CHALLENGE:
Skip the images and return the records below exactly.

(Data excerpts)
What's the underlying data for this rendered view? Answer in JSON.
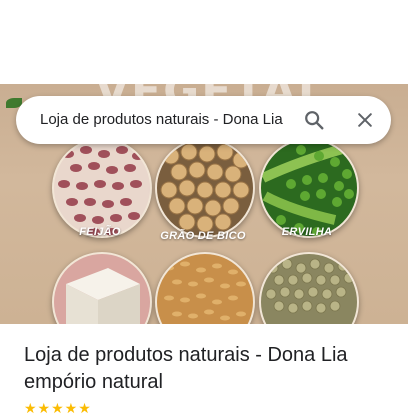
{
  "search": {
    "query": "Loja de produtos naturais - Dona Lia"
  },
  "hero": {
    "banner_text": "VEGETAL",
    "items": [
      {
        "label": "FEIJÃO",
        "icon": "beans-image"
      },
      {
        "label": "GRÃO DE BICO",
        "icon": "chickpeas-image"
      },
      {
        "label": "ERVILHA",
        "icon": "peas-image"
      },
      {
        "label": "",
        "icon": "tofu-image"
      },
      {
        "label": "",
        "icon": "flaxseed-image"
      },
      {
        "label": "",
        "icon": "lentils-image"
      }
    ]
  },
  "place": {
    "name_line1": "Loja de produtos naturais - Dona Lia",
    "name_line2": "empório natural",
    "stars": "★★★★★"
  },
  "colors": {
    "accent_star": "#fbbc04",
    "icon_gray": "#5f6368"
  }
}
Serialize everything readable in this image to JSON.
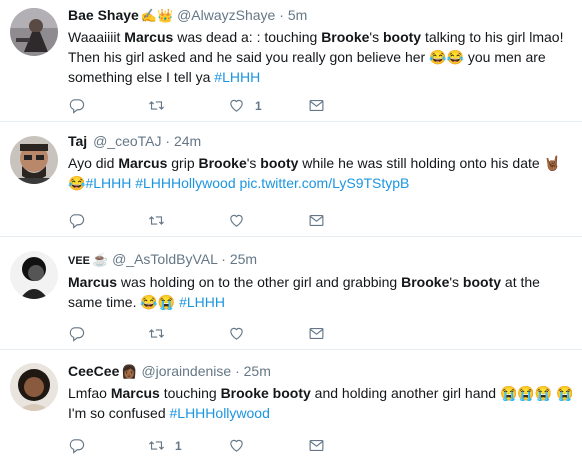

EXERCISE ANSWER:
What's the underlying data for this rendered view? Answer in JSON.
{
  "search": {
    "query": "Loja de produtos naturais - Dona Lia"
  },
  "hero": {
    "banner_text": "VEGETAL",
    "items": [
      {
        "label": "FEIJÃO",
        "icon": "beans-image"
      },
      {
        "label": "GRÃO DE BICO",
        "icon": "chickpeas-image"
      },
      {
        "label": "ERVILHA",
        "icon": "peas-image"
      },
      {
        "label": "",
        "icon": "tofu-image"
      },
      {
        "label": "",
        "icon": "flaxseed-image"
      },
      {
        "label": "",
        "icon": "lentils-image"
      }
    ]
  },
  "place": {
    "name_line1": "Loja de produtos naturais - Dona Lia",
    "name_line2": "empório natural",
    "stars": "★★★★★"
  },
  "colors": {
    "accent_star": "#fbbc04",
    "icon_gray": "#5f6368"
  }
}
Serialize everything readable in this image to JSON.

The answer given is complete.